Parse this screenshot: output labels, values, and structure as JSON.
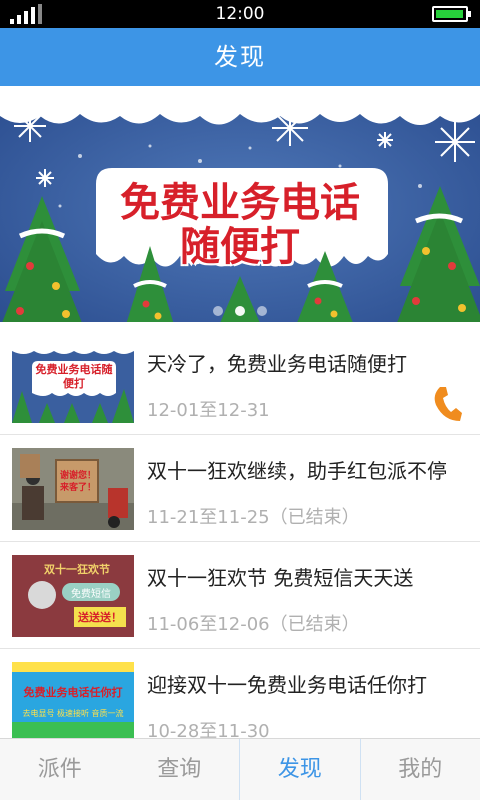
{
  "status_bar": {
    "time": "12:00",
    "battery_level": 0.95
  },
  "header": {
    "title": "发现"
  },
  "banner": {
    "headline_line1": "免费业务电话",
    "headline_line2": "随便打",
    "slide_count": 3,
    "active_slide": 1
  },
  "items": [
    {
      "title": "天冷了，免费业务电话随便打",
      "date": "12-01至12-31",
      "thumb_text": "免费业务电话随便打",
      "has_call_icon": true
    },
    {
      "title": "双十一狂欢继续，助手红包派不停",
      "date": "11-21至11-25（已结束）",
      "thumb_text": "谢谢您！来客了！"
    },
    {
      "title": "双十一狂欢节 免费短信天天送",
      "date": "11-06至12-06（已结束）",
      "thumb_text_1": "双十一狂欢节",
      "thumb_text_2": "免费短信",
      "thumb_text_3": "送送送！"
    },
    {
      "title": "迎接双十一免费业务电话任你打",
      "date": "10-28至11-30",
      "thumb_text_1": "免费业务电话任你打",
      "thumb_text_2": "去电显号 极速接听 音质一流"
    }
  ],
  "tabs": [
    {
      "label": "派件",
      "active": false
    },
    {
      "label": "查询",
      "active": false
    },
    {
      "label": "发现",
      "active": true
    },
    {
      "label": "我的",
      "active": false
    }
  ],
  "colors": {
    "primary": "#3d95e6",
    "accent_orange": "#f08c1e",
    "banner_red": "#d7202a"
  }
}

## Exercise instructions
Identify the lines that contain the string "双十一狂欢节", and copy every one of them.

## Solution to the problem
      "title": "双十一狂欢节 免费短信天天送",
      "thumb_text_1": "双十一狂欢节",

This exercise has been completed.